____ TRECHO DA FONTE

26 Dec
26Dec

Depois da grandiosidade da cinebiografia que Baz Luhrmann dirigiu sobre o Rei do Rock, agora, pelas mãos da talentosa e enigmática cineasta Sofia Coppola, conhecemos o mesmo Elvis sob um novo olhar: o de Priscilla Presley, sua primeira esposa. Priscilla é mais um daqueles trabalhos de Coppola que escancara a sua marca cinematográfica com cenas detalhistas e de poucas cores, mas de muita profundidade. O cinema de Sofia Coppola é “um contar simples e comum” de cada história em que você se dispõe a narrar. Um homem como Elvis que teve uma vida caótica, conturbada e de meteórica ascensão e queda, dar voz à Priscilla, uma jovem cortejada por ele desde seus 15 anos é um gesto de coragem e ousadia que a cineasta se dispôs a realizar.

________
____ ITENS

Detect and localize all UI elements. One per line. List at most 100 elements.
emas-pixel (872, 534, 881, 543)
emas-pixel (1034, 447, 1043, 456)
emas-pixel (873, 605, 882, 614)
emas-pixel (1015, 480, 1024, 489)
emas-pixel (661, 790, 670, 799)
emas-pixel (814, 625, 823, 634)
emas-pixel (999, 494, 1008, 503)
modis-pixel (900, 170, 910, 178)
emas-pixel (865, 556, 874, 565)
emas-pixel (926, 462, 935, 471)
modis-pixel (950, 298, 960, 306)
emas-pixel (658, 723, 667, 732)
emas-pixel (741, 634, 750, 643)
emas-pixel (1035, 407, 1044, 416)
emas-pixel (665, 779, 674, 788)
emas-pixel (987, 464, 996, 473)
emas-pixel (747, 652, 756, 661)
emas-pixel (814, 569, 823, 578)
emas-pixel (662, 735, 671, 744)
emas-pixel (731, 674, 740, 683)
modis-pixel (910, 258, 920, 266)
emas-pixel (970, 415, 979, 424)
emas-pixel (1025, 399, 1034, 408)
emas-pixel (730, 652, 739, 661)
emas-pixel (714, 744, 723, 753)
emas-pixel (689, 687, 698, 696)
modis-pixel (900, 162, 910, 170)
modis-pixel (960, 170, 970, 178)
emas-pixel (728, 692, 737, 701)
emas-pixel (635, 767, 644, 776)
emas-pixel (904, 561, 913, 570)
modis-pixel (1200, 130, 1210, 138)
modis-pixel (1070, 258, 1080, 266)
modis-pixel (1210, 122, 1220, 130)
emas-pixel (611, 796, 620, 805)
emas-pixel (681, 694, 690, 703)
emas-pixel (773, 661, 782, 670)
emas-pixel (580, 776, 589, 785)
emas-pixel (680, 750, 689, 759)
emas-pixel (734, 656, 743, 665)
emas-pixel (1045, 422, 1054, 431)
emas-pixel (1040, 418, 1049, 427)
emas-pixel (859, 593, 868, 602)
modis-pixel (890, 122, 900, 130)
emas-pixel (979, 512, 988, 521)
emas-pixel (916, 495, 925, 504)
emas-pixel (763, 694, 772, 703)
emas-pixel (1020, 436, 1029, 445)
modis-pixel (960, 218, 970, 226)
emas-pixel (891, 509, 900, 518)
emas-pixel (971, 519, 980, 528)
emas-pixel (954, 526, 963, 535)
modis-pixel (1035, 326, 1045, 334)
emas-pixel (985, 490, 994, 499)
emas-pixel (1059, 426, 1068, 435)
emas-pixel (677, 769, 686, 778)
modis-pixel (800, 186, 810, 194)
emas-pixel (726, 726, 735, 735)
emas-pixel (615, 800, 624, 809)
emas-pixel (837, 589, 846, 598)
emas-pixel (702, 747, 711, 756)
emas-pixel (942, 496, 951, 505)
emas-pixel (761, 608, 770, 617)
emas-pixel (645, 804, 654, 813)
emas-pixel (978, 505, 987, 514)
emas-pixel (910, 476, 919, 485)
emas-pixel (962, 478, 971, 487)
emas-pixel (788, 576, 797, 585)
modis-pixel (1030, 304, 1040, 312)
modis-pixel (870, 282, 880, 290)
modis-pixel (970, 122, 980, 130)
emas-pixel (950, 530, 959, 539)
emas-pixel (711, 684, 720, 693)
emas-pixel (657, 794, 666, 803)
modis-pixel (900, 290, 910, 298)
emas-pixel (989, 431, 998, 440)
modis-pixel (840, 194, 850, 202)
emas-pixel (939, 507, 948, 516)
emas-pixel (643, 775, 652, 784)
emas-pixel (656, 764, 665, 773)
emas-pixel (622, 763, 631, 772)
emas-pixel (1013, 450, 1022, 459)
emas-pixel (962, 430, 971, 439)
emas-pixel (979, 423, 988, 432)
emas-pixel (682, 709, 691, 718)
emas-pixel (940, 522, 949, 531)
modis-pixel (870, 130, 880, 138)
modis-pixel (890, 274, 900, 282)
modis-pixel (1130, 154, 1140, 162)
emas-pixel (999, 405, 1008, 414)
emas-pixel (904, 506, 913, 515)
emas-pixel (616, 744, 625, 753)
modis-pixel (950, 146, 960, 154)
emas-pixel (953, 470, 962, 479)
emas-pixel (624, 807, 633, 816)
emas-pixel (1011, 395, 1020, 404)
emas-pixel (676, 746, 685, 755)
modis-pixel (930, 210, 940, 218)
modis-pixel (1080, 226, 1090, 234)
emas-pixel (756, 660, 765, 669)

________

TAREFAS |
**a)** Edite o trecho sobre o filme Priscilla, reescrevendo a parte que começa nas palavras com "Depois da grandiosidade" e termina em "dispôs a realizar.". Nela, troque "talentosa" por "premiada".
**b)** Prossiga com o trecho sobre o filme Priscilla, começando logo após a última frase dele.

RESPOSTAS |
**a)**
Depois da grandiosidade da cinebiografia que Baz Luhrmann dirigiu sobre o Rei do Rock, agora, pelas mãos da premiada e enigmática cineasta Sofia Coppola, conhecemos o mesmo Elvis sob um novo olhar: o de Priscilla Presley, sua primeira esposa. Priscilla é mais um daqueles trabalhos de Coppola que escancara a sua marca cinematográfica com cenas detalhistas e de poucas cores, mas de muita profundidade. O cinema de Sofia Coppola é “um contar simples e comum” de cada história em que você se dispõe a narrar. Um homem como Elvis que teve uma vida caótica, conturbada e de meteórica ascensão e queda, dar voz à Priscilla, uma jovem cortejada por ele desde seus 15 anos é um gesto de coragem e ousadia que a cineasta se dispôs a realizar.

**b)**
Esta é a segunda vez que a obra literária escrita por Priscilla Presley ganha as telonas. O livro, publicado em 1985 ganhou, pelas mãos do diretor Larry Peerce uma primeira adaptação 3 anos depois. Dale Midkiff e Susan Walters deram vida ao casal protagonista. Midkiff não parece ter agradado muito interpretando o astro dos palcos, mas, em “Elvis e Eu”, quem ganha a cena é Walters entregando uma Priscilla convincente, corajosa, sonhadora e submissa. Agora, sob o olhar de uma mulher diretora e talentosa, Sofia Coppola já, no nome da obra, tenta mostrar que nosso olhar se volta para a senhora Presley que, teve sua vida sugada e determinada por um Elvis rancoroso, estranho, maldoso e drogado impecavelmente protagonizado por Jacob Elordi. 


Por trás de um grande homem...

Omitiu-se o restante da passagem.